GOAL OF THE EXERCISE: Your task is to copy every line of this material exactly.

[Stored data]
* * *
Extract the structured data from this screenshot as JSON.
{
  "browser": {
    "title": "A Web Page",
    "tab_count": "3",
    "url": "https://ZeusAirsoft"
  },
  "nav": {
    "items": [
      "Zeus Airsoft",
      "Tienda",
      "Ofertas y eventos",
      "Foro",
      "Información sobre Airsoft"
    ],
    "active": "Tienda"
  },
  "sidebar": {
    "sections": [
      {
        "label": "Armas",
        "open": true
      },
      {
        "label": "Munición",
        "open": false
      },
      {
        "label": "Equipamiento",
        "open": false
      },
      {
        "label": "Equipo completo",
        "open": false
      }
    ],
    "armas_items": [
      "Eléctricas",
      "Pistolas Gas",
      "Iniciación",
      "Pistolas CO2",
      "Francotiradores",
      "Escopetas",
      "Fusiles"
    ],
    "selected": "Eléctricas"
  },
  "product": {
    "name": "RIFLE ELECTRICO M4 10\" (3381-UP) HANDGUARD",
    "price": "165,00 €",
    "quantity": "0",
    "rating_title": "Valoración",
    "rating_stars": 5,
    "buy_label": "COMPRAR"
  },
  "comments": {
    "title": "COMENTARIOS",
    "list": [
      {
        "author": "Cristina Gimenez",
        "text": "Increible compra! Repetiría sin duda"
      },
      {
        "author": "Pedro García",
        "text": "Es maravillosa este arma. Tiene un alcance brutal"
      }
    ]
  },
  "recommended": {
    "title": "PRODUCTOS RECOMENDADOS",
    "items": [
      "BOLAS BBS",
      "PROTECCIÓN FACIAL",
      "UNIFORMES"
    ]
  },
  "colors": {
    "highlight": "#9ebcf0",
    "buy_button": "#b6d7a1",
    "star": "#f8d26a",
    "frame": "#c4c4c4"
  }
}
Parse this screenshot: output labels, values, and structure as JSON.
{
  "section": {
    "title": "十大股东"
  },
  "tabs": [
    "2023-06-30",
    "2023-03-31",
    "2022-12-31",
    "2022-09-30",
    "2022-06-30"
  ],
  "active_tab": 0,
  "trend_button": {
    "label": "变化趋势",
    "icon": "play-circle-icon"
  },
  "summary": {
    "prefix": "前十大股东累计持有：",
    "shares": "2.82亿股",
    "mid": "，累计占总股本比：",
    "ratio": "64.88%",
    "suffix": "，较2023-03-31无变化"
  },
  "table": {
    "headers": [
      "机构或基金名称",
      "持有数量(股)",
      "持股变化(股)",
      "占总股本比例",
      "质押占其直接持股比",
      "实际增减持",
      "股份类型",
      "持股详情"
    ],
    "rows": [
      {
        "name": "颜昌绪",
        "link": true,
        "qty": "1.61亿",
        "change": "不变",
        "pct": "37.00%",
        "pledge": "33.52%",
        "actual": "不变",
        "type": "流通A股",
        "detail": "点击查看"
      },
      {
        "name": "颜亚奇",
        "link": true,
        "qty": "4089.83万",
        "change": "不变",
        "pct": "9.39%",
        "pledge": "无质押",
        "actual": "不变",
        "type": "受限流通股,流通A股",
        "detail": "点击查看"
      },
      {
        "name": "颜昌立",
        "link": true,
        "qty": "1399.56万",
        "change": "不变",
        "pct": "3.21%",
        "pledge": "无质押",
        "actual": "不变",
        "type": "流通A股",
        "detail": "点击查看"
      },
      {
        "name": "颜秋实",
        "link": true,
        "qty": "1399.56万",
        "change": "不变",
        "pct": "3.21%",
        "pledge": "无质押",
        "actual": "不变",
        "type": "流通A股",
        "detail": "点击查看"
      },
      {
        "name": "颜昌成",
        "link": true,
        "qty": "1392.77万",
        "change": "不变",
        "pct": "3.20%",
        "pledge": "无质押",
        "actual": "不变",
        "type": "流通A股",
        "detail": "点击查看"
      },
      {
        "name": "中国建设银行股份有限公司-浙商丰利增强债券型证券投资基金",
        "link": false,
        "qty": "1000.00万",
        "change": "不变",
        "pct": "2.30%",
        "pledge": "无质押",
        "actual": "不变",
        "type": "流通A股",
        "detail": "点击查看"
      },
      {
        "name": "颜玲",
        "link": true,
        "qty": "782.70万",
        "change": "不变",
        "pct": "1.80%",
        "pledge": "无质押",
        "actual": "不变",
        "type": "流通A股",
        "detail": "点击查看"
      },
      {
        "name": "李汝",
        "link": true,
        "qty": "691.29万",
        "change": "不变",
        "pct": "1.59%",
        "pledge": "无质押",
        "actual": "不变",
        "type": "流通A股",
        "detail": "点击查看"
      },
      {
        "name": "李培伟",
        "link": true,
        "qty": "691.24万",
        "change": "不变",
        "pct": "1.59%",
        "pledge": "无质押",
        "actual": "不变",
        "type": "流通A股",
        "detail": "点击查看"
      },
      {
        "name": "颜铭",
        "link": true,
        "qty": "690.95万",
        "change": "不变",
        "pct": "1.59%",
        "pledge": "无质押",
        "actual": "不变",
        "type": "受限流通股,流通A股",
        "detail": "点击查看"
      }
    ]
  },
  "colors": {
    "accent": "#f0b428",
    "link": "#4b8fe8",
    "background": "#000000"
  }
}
* * *
EXPECTED OUTPUT:
Extract the structured data from this screenshot as JSON.
{
  "browser": {
    "title": "A Web Page",
    "tab_count": "3",
    "url": "https://ZeusAirsoft"
  },
  "nav": {
    "items": [
      "Zeus Airsoft",
      "Tienda",
      "Ofertas y eventos",
      "Foro",
      "Información sobre Airsoft"
    ],
    "active": "Tienda"
  },
  "sidebar": {
    "sections": [
      {
        "label": "Armas",
        "open": true
      },
      {
        "label": "Munición",
        "open": false
      },
      {
        "label": "Equipamiento",
        "open": false
      },
      {
        "label": "Equipo completo",
        "open": false
      }
    ],
    "armas_items": [
      "Eléctricas",
      "Pistolas Gas",
      "Iniciación",
      "Pistolas CO2",
      "Francotiradores",
      "Escopetas",
      "Fusiles"
    ],
    "selected": "Eléctricas"
  },
  "product": {
    "name": "RIFLE ELECTRICO M4 10\" (3381-UP) HANDGUARD",
    "price": "165,00 €",
    "quantity": "0",
    "rating_title": "Valoración",
    "rating_stars": 5,
    "buy_label": "COMPRAR"
  },
  "comments": {
    "title": "COMENTARIOS",
    "list": [
      {
        "author": "Cristina Gimenez",
        "text": "Increible compra! Repetiría sin duda"
      },
      {
        "author": "Pedro García",
        "text": "Es maravillosa este arma. Tiene un alcance brutal"
      }
    ]
  },
  "recommended": {
    "title": "PRODUCTOS RECOMENDADOS",
    "items": [
      "BOLAS BBS",
      "PROTECCIÓN FACIAL",
      "UNIFORMES"
    ]
  },
  "colors": {
    "highlight": "#9ebcf0",
    "buy_button": "#b6d7a1",
    "star": "#f8d26a",
    "frame": "#c4c4c4"
  }
}
Parse this screenshot: output labels, values, and structure as JSON.
{
  "section": {
    "title": "十大股东"
  },
  "tabs": [
    "2023-06-30",
    "2023-03-31",
    "2022-12-31",
    "2022-09-30",
    "2022-06-30"
  ],
  "active_tab": 0,
  "trend_button": {
    "label": "变化趋势",
    "icon": "play-circle-icon"
  },
  "summary": {
    "prefix": "前十大股东累计持有：",
    "shares": "2.82亿股",
    "mid": "，累计占总股本比：",
    "ratio": "64.88%",
    "suffix": "，较2023-03-31无变化"
  },
  "table": {
    "headers": [
      "机构或基金名称",
      "持有数量(股)",
      "持股变化(股)",
      "占总股本比例",
      "质押占其直接持股比",
      "实际增减持",
      "股份类型",
      "持股详情"
    ],
    "rows": [
      {
        "name": "颜昌绪",
        "link": true,
        "qty": "1.61亿",
        "change": "不变",
        "pct": "37.00%",
        "pledge": "33.52%",
        "actual": "不变",
        "type": "流通A股",
        "detail": "点击查看"
      },
      {
        "name": "颜亚奇",
        "link": true,
        "qty": "4089.83万",
        "change": "不变",
        "pct": "9.39%",
        "pledge": "无质押",
        "actual": "不变",
        "type": "受限流通股,流通A股",
        "detail": "点击查看"
      },
      {
        "name": "颜昌立",
        "link": true,
        "qty": "1399.56万",
        "change": "不变",
        "pct": "3.21%",
        "pledge": "无质押",
        "actual": "不变",
        "type": "流通A股",
        "detail": "点击查看"
      },
      {
        "name": "颜秋实",
        "link": true,
        "qty": "1399.56万",
        "change": "不变",
        "pct": "3.21%",
        "pledge": "无质押",
        "actual": "不变",
        "type": "流通A股",
        "detail": "点击查看"
      },
      {
        "name": "颜昌成",
        "link": true,
        "qty": "1392.77万",
        "change": "不变",
        "pct": "3.20%",
        "pledge": "无质押",
        "actual": "不变",
        "type": "流通A股",
        "detail": "点击查看"
      },
      {
        "name": "中国建设银行股份有限公司-浙商丰利增强债券型证券投资基金",
        "link": false,
        "qty": "1000.00万",
        "change": "不变",
        "pct": "2.30%",
        "pledge": "无质押",
        "actual": "不变",
        "type": "流通A股",
        "detail": "点击查看"
      },
      {
        "name": "颜玲",
        "link": true,
        "qty": "782.70万",
        "change": "不变",
        "pct": "1.80%",
        "pledge": "无质押",
        "actual": "不变",
        "type": "流通A股",
        "detail": "点击查看"
      },
      {
        "name": "李汝",
        "link": true,
        "qty": "691.29万",
        "change": "不变",
        "pct": "1.59%",
        "pledge": "无质押",
        "actual": "不变",
        "type": "流通A股",
        "detail": "点击查看"
      },
      {
        "name": "李培伟",
        "link": true,
        "qty": "691.24万",
        "change": "不变",
        "pct": "1.59%",
        "pledge": "无质押",
        "actual": "不变",
        "type": "流通A股",
        "detail": "点击查看"
      },
      {
        "name": "颜铭",
        "link": true,
        "qty": "690.95万",
        "change": "不变",
        "pct": "1.59%",
        "pledge": "无质押",
        "actual": "不变",
        "type": "受限流通股,流通A股",
        "detail": "点击查看"
      }
    ]
  },
  "colors": {
    "accent": "#f0b428",
    "link": "#4b8fe8",
    "background": "#000000"
  }
}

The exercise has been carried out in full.